• _Do this_:
Update the entries below by changing each occurrence of "x-tick-label" to "x-axis-tick-label", leaving all other text unchanged.

— Begin Exercise input —

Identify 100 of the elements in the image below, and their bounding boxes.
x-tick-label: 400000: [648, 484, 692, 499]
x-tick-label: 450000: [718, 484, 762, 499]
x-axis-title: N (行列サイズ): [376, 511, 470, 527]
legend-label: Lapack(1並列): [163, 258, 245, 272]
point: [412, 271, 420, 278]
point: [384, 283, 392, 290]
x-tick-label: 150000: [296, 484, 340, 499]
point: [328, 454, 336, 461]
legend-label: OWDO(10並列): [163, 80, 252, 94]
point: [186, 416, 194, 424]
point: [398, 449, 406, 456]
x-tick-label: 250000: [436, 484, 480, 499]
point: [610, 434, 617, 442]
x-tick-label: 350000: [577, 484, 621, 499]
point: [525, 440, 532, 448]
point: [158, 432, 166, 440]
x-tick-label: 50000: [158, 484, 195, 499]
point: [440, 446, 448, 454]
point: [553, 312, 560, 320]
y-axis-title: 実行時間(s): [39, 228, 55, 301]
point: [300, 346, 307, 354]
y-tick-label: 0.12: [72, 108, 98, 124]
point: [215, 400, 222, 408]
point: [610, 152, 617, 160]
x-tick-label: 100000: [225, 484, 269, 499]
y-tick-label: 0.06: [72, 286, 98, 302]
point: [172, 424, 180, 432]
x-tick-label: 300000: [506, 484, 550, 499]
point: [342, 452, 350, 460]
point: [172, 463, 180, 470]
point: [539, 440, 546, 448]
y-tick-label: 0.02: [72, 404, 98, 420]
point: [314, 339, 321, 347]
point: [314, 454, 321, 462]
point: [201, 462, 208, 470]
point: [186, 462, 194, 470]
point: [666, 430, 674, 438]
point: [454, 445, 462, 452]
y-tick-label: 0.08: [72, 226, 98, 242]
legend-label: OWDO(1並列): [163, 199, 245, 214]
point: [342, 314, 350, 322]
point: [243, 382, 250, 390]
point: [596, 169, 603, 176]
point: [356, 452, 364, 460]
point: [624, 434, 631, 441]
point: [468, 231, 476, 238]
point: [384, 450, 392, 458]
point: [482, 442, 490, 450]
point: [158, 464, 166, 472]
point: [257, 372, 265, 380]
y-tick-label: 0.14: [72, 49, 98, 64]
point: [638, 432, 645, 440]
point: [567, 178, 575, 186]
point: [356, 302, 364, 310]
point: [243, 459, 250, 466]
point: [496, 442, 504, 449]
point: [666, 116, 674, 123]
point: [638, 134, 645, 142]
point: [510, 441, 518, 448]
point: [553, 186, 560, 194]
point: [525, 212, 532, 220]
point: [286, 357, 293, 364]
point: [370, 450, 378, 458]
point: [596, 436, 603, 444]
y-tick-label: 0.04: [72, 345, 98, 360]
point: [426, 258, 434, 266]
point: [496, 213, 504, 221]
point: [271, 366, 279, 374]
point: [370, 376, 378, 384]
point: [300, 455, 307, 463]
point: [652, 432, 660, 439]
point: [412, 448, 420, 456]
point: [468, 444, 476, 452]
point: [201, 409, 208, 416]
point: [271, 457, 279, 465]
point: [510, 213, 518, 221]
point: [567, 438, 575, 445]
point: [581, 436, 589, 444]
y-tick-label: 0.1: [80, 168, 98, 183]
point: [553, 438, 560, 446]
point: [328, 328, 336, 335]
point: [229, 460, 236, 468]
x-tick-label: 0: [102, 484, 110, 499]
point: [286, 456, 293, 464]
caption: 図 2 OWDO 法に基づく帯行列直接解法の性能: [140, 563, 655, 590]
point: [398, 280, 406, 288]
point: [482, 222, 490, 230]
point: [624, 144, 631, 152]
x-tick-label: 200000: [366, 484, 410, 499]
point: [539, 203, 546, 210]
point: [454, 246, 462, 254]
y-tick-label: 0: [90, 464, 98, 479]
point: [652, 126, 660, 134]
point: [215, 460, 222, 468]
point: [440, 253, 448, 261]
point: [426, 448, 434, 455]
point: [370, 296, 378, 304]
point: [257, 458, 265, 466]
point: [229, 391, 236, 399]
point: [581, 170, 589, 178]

— End Exercise input —

• _Task result_:
Identify 100 of the elements in the image below, and their bounding boxes.
x-axis-tick-label: 400000: [648, 484, 692, 499]
x-axis-tick-label: 450000: [718, 484, 762, 499]
x-axis-title: N (行列サイズ): [376, 511, 470, 527]
legend-label: Lapack(1並列): [163, 258, 245, 272]
point: [412, 271, 420, 278]
point: [384, 283, 392, 290]
x-axis-tick-label: 150000: [296, 484, 340, 499]
point: [328, 454, 336, 461]
legend-label: OWDO(10並列): [163, 80, 252, 94]
point: [186, 416, 194, 424]
point: [398, 449, 406, 456]
x-axis-tick-label: 250000: [436, 484, 480, 499]
point: [610, 434, 617, 442]
x-axis-tick-label: 350000: [577, 484, 621, 499]
point: [525, 440, 532, 448]
point: [158, 432, 166, 440]
x-axis-tick-label: 50000: [158, 484, 195, 499]
point: [440, 446, 448, 454]
point: [553, 312, 560, 320]
y-axis-title: 実行時間(s): [39, 228, 55, 301]
point: [300, 346, 307, 354]
y-tick-label: 0.12: [72, 108, 98, 124]
point: [215, 400, 222, 408]
point: [610, 152, 617, 160]
x-axis-tick-label: 100000: [225, 484, 269, 499]
y-tick-label: 0.06: [72, 286, 98, 302]
point: [172, 424, 180, 432]
x-axis-tick-label: 300000: [506, 484, 550, 499]
point: [342, 452, 350, 460]
point: [172, 463, 180, 470]
point: [539, 440, 546, 448]
y-tick-label: 0.02: [72, 404, 98, 420]
point: [314, 339, 321, 347]
point: [314, 454, 321, 462]
point: [201, 462, 208, 470]
point: [186, 462, 194, 470]
point: [666, 430, 674, 438]
point: [454, 445, 462, 452]
y-tick-label: 0.08: [72, 226, 98, 242]
legend-label: OWDO(1並列): [163, 199, 245, 214]
point: [342, 314, 350, 322]
point: [243, 382, 250, 390]
point: [596, 169, 603, 176]
point: [356, 452, 364, 460]
point: [624, 434, 631, 441]
point: [468, 231, 476, 238]
point: [384, 450, 392, 458]
point: [482, 442, 490, 450]
point: [158, 464, 166, 472]
point: [257, 372, 265, 380]
y-tick-label: 0.14: [72, 49, 98, 64]
point: [638, 432, 645, 440]
point: [567, 178, 575, 186]
point: [356, 302, 364, 310]
point: [243, 459, 250, 466]
point: [496, 442, 504, 449]
point: [666, 116, 674, 123]
point: [638, 134, 645, 142]
point: [510, 441, 518, 448]
point: [553, 186, 560, 194]
point: [525, 212, 532, 220]
point: [286, 357, 293, 364]
point: [370, 450, 378, 458]
point: [596, 436, 603, 444]
y-tick-label: 0.04: [72, 345, 98, 360]
point: [426, 258, 434, 266]
point: [496, 213, 504, 221]
point: [271, 366, 279, 374]
point: [370, 376, 378, 384]
point: [300, 455, 307, 463]
point: [652, 432, 660, 439]
point: [412, 448, 420, 456]
point: [468, 444, 476, 452]
point: [201, 409, 208, 416]
point: [271, 457, 279, 465]
point: [510, 213, 518, 221]
point: [567, 438, 575, 445]
point: [581, 436, 589, 444]
y-tick-label: 0.1: [80, 168, 98, 183]
point: [553, 438, 560, 446]
point: [328, 328, 336, 335]
point: [229, 460, 236, 468]
x-axis-tick-label: 0: [102, 484, 110, 499]
point: [286, 456, 293, 464]
caption: 図 2 OWDO 法に基づく帯行列直接解法の性能: [140, 563, 655, 590]
point: [398, 280, 406, 288]
point: [482, 222, 490, 230]
point: [624, 144, 631, 152]
x-axis-tick-label: 200000: [366, 484, 410, 499]
point: [539, 203, 546, 210]
point: [454, 246, 462, 254]
y-tick-label: 0: [90, 464, 98, 479]
point: [652, 126, 660, 134]
point: [215, 460, 222, 468]
point: [440, 253, 448, 261]
point: [426, 448, 434, 455]
point: [370, 296, 378, 304]
point: [257, 458, 265, 466]
point: [229, 391, 236, 399]
point: [581, 170, 589, 178]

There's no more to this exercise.